◆ Problem to solve ◆
Find each line with the word "设备地址" and copy it.

##########

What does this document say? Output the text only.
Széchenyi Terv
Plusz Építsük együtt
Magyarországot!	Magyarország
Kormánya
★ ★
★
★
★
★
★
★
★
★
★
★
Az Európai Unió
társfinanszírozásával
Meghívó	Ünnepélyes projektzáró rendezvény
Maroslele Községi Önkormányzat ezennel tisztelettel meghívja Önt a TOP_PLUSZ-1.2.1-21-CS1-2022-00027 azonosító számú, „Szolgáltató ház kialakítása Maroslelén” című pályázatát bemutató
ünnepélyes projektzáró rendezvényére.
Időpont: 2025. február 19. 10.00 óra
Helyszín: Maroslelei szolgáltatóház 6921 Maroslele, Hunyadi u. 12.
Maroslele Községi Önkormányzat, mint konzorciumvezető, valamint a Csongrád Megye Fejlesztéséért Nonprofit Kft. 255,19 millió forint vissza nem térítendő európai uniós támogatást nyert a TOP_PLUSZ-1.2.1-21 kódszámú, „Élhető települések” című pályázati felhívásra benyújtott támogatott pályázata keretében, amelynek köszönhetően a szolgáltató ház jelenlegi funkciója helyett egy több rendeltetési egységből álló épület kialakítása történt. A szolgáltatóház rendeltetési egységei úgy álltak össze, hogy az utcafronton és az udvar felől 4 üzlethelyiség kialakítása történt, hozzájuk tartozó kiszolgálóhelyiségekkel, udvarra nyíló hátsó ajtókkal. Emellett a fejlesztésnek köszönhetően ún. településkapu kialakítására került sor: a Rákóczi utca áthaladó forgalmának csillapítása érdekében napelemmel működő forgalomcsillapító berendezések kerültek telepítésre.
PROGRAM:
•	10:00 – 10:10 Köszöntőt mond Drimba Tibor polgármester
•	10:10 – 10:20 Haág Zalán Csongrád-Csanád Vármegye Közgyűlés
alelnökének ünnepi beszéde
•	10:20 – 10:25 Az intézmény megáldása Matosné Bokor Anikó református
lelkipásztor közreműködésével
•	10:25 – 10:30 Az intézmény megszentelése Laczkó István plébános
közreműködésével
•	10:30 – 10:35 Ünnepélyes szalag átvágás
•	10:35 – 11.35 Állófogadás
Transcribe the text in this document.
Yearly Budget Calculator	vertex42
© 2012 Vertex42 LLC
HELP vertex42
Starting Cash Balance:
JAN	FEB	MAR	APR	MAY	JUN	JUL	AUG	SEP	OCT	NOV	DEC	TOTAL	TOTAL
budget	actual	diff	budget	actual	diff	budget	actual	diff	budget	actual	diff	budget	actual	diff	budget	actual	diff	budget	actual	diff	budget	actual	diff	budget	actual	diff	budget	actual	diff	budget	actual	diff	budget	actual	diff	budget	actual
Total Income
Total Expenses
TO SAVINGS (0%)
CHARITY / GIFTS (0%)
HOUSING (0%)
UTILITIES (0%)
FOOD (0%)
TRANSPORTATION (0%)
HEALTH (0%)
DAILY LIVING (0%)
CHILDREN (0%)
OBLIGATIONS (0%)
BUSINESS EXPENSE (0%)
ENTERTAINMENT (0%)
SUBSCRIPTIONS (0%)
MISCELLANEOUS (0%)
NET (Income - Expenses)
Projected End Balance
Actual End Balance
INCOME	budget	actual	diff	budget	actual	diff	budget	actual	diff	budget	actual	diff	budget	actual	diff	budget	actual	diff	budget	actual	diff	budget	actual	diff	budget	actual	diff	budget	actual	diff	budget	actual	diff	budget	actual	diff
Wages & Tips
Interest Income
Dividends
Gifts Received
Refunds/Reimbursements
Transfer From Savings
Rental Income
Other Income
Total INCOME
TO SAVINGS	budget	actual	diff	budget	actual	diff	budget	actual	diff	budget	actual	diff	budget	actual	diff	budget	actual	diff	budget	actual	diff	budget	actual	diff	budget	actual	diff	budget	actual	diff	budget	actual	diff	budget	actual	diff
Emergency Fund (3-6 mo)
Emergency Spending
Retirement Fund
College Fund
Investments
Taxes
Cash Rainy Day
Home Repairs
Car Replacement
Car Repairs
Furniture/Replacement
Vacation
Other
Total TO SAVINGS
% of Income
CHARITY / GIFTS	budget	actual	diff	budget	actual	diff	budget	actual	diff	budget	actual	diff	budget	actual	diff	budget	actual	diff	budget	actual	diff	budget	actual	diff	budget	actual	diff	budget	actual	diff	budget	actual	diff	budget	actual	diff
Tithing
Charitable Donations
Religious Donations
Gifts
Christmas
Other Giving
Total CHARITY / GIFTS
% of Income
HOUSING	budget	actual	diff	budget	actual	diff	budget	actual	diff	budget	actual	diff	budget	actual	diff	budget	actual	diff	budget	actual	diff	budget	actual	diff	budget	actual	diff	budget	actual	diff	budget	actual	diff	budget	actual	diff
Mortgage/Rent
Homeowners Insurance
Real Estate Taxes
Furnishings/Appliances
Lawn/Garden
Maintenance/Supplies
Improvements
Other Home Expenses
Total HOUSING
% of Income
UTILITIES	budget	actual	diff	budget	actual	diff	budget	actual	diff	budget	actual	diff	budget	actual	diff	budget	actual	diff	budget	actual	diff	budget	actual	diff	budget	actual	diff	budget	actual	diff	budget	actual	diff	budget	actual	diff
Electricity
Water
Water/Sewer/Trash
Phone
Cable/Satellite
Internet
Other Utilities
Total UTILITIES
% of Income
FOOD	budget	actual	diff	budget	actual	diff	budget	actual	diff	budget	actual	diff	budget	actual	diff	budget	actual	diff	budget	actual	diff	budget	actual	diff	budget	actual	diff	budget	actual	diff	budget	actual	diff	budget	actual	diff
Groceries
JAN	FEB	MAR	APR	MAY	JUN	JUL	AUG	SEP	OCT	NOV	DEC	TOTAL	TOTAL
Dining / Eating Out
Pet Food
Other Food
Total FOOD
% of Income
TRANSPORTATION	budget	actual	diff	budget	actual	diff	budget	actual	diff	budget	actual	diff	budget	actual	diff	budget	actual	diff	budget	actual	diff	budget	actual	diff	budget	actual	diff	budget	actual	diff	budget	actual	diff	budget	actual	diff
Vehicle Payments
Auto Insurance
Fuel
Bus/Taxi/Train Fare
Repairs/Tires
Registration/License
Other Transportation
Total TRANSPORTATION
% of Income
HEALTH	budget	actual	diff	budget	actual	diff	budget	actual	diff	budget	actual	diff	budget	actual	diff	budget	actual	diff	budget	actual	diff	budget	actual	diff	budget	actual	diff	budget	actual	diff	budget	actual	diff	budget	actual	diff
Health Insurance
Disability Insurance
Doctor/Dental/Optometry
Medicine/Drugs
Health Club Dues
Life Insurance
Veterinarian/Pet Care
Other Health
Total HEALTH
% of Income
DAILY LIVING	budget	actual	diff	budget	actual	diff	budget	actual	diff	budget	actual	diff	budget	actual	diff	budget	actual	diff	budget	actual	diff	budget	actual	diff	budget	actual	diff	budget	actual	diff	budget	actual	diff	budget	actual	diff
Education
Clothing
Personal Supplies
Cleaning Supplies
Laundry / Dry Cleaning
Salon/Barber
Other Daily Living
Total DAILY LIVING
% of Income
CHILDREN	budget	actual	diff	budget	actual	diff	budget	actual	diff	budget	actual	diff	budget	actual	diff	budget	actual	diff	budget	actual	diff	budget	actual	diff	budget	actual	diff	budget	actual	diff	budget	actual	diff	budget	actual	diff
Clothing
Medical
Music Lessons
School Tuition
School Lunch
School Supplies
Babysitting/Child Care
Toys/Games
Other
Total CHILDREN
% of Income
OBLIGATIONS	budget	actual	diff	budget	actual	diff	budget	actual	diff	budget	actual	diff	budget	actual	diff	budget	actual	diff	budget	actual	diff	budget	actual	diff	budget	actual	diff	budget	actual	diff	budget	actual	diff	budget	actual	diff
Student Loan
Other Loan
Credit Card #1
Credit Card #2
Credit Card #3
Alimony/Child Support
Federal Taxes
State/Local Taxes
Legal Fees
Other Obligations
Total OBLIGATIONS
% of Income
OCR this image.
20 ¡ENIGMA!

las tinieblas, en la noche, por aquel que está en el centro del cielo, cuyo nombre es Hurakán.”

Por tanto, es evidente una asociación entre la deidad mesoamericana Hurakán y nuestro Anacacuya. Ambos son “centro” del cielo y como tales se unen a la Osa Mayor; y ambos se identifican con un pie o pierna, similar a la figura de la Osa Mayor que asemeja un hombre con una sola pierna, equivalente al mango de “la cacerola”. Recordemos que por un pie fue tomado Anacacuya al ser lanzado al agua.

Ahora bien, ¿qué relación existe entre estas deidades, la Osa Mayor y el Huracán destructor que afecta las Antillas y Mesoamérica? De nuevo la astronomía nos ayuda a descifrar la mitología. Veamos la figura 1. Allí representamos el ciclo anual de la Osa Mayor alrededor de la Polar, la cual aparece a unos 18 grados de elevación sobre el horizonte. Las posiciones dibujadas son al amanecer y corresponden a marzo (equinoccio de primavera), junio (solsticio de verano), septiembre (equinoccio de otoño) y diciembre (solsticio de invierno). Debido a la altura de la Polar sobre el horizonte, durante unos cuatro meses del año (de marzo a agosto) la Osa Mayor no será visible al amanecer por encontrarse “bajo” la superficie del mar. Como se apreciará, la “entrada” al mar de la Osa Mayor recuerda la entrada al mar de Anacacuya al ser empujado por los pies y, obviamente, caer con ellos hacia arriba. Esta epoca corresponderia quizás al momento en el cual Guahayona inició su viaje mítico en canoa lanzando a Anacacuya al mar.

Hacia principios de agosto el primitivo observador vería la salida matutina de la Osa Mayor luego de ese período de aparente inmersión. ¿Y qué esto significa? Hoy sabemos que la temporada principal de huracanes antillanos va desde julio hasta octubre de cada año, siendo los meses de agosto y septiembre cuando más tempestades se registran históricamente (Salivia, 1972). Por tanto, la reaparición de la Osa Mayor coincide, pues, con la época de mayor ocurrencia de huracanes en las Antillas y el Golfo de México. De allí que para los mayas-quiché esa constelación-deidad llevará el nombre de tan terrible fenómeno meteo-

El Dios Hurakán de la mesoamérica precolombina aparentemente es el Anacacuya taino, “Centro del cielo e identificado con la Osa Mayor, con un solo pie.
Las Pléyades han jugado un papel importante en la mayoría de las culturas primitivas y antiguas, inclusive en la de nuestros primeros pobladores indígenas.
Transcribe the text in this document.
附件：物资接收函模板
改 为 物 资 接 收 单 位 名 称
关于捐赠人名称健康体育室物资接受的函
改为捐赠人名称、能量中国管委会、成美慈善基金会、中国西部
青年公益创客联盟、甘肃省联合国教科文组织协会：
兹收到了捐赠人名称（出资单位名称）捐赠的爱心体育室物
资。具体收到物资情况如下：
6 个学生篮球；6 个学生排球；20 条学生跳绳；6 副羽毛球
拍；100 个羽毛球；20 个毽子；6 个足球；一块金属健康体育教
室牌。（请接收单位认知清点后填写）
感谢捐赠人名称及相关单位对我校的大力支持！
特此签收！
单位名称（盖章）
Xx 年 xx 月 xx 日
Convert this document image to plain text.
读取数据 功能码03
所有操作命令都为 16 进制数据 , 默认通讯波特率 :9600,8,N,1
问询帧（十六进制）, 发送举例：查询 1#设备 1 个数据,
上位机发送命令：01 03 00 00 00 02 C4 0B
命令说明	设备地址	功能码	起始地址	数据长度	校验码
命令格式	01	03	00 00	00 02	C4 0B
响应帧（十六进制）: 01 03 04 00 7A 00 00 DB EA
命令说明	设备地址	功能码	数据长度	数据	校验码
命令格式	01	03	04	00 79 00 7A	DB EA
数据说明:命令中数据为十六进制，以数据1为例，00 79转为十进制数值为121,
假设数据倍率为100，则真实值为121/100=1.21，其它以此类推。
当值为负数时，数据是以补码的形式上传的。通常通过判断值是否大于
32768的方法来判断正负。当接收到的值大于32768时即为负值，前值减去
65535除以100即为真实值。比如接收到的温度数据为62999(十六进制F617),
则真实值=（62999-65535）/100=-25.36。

##########

◆ Result ◆
命令说明	设备地址	功能码	起始地址	数据长度	校验码
命令说明	设备地址	功能码	数据长度	数据	校验码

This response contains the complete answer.